───── Records for processing
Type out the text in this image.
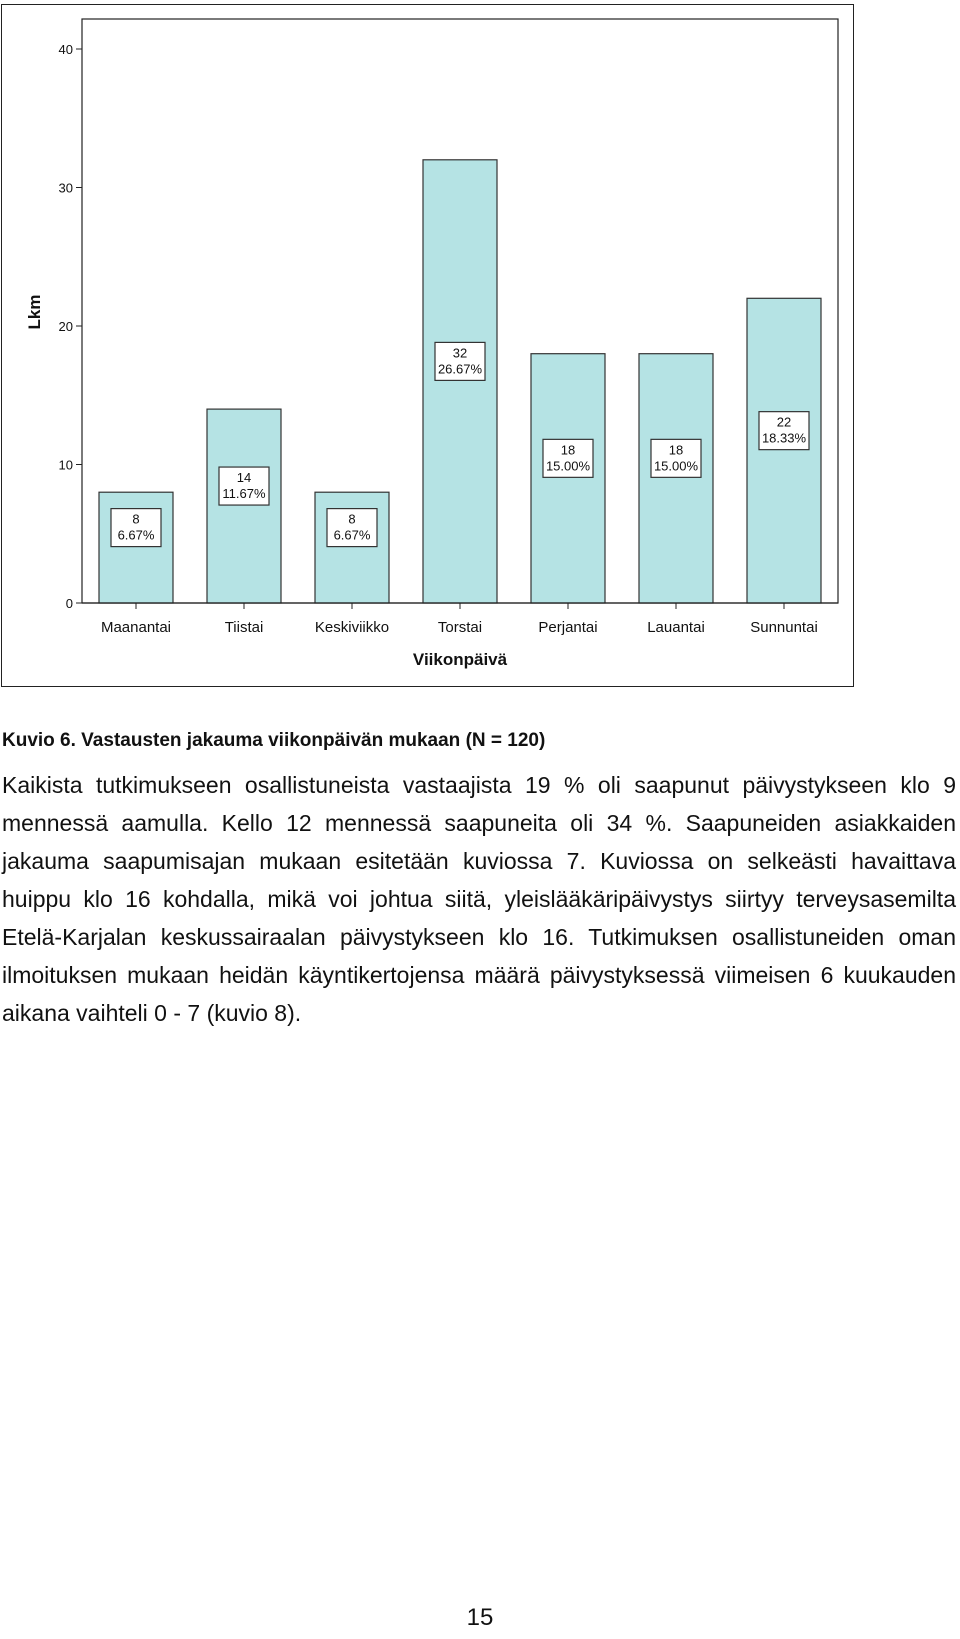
0
10
20
30
40
Lkm
8
6.67%
Maanantai
14
11.67%
Tiistai
8
6.67%
Keskiviikko
32
26.67%
Torstai
18
15.00%
Perjantai
18
15.00%
Lauantai
22
18.33%
Sunnuntai
Viikonpäivä
Kuvio 6. Vastausten jakauma viikonpäivän mukaan (N = 120)

Kaikista tutkimukseen osallistuneista vastaajista 19 % oli saapunut päivystykseen klo 9 mennessä aamulla. Kello 12 mennessä saapuneita oli 34 %. Saapuneiden asiakkaiden jakauma saapumisajan mukaan esitetään kuviossa 7. Kuviossa on selkeästi havaittava huippu klo 16 kohdalla, mikä voi johtua siitä, yleislääkäripäivystys siirtyy terveysasemilta Etelä-Karjalan keskussairaalan päivystykseen klo 16. Tutkimuksen osallistuneiden oman ilmoituksen mukaan heidän käyntikertojensa määrä päivystyksessä viimeisen 6 kuukauden aikana vaihteli 0 - 7 (kuvio 8).

15
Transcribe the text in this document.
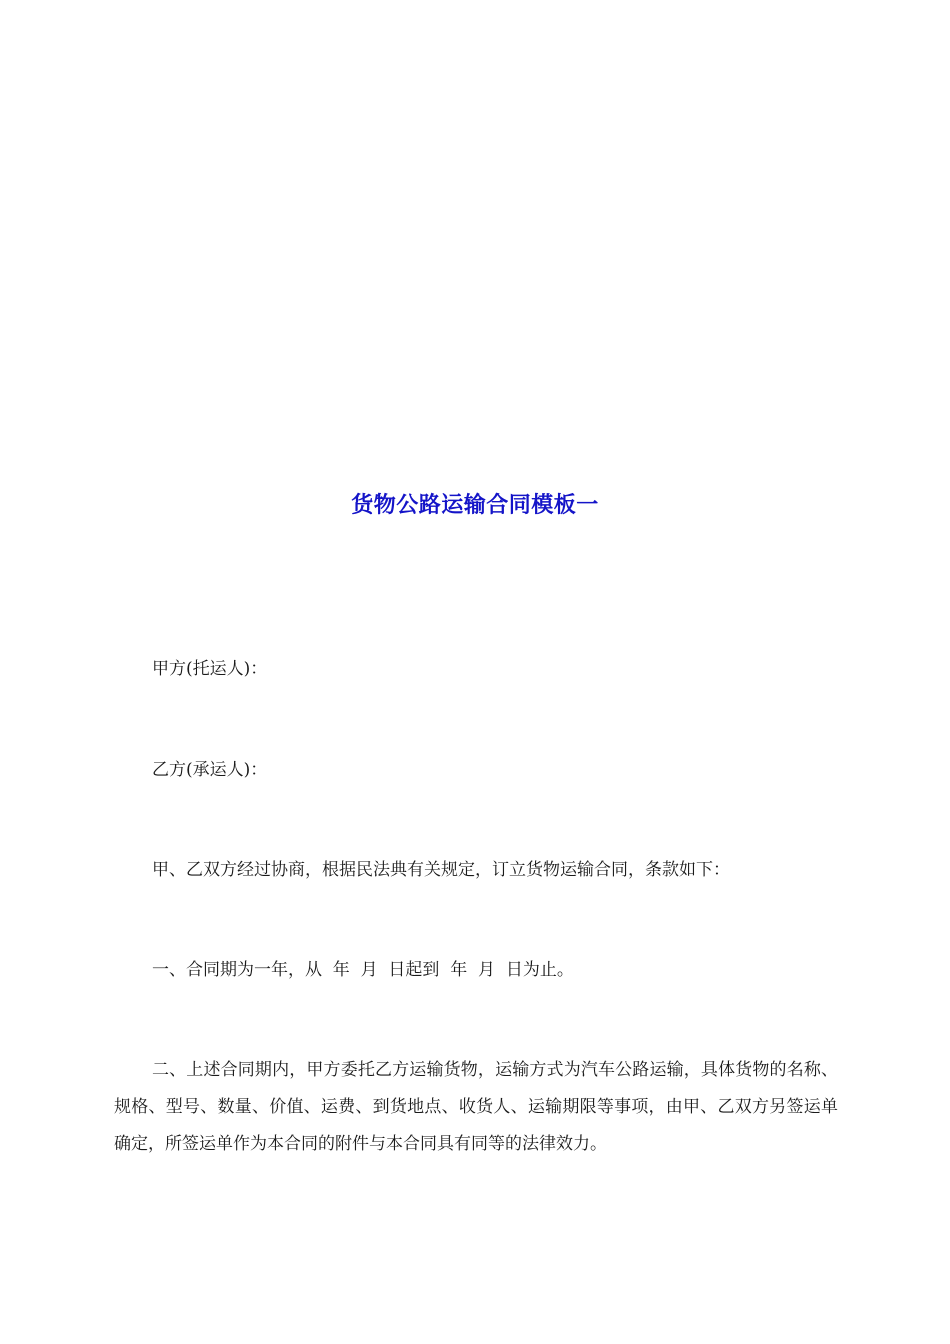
货物公路运输合同模板一

甲方(托运人)：

乙方(承运人)：

甲、乙双方经过协商，根据民法典有关规定，订立货物运输合同，条款如下：

一、合同期为一年，从  年  月  日起到  年  月  日为止。

二、上述合同期内，甲方委托乙方运输货物，运输方式为汽车公路运输，具体货物的名称、规格、型号、数量、价值、运费、到货地点、收货人、运输期限等事项，由甲、乙双方另签运单确定，所签运单作为本合同的附件与本合同具有同等的法律效力。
──────────
* [The exercise] Give an exact reproduction of every line, leaving out any picture.

* [The output]
Type out the text in this image.
0
10
20
30
40
Lkm
8
6.67%
Maanantai
14
11.67%
Tiistai
8
6.67%
Keskiviikko
32
26.67%
Torstai
18
15.00%
Perjantai
18
15.00%
Lauantai
22
18.33%
Sunnuntai
Viikonpäivä
Kuvio 6. Vastausten jakauma viikonpäivän mukaan (N = 120)

Kaikista tutkimukseen osallistuneista vastaajista 19 % oli saapunut päivystykseen klo 9 mennessä aamulla. Kello 12 mennessä saapuneita oli 34 %. Saapuneiden asiakkaiden jakauma saapumisajan mukaan esitetään kuviossa 7. Kuviossa on selkeästi havaittava huippu klo 16 kohdalla, mikä voi johtua siitä, yleislääkäripäivystys siirtyy terveysasemilta Etelä-Karjalan keskussairaalan päivystykseen klo 16. Tutkimuksen osallistuneiden oman ilmoituksen mukaan heidän käyntikertojensa määrä päivystyksessä viimeisen 6 kuukauden aikana vaihteli 0 - 7 (kuvio 8).

15
Transcribe the text in this document.
货物公路运输合同模板一

甲方(托运人)：

乙方(承运人)：

甲、乙双方经过协商，根据民法典有关规定，订立货物运输合同，条款如下：

一、合同期为一年，从  年  月  日起到  年  月  日为止。

二、上述合同期内，甲方委托乙方运输货物，运输方式为汽车公路运输，具体货物的名称、规格、型号、数量、价值、运费、到货地点、收货人、运输期限等事项，由甲、乙双方另签运单确定，所签运单作为本合同的附件与本合同具有同等的法律效力。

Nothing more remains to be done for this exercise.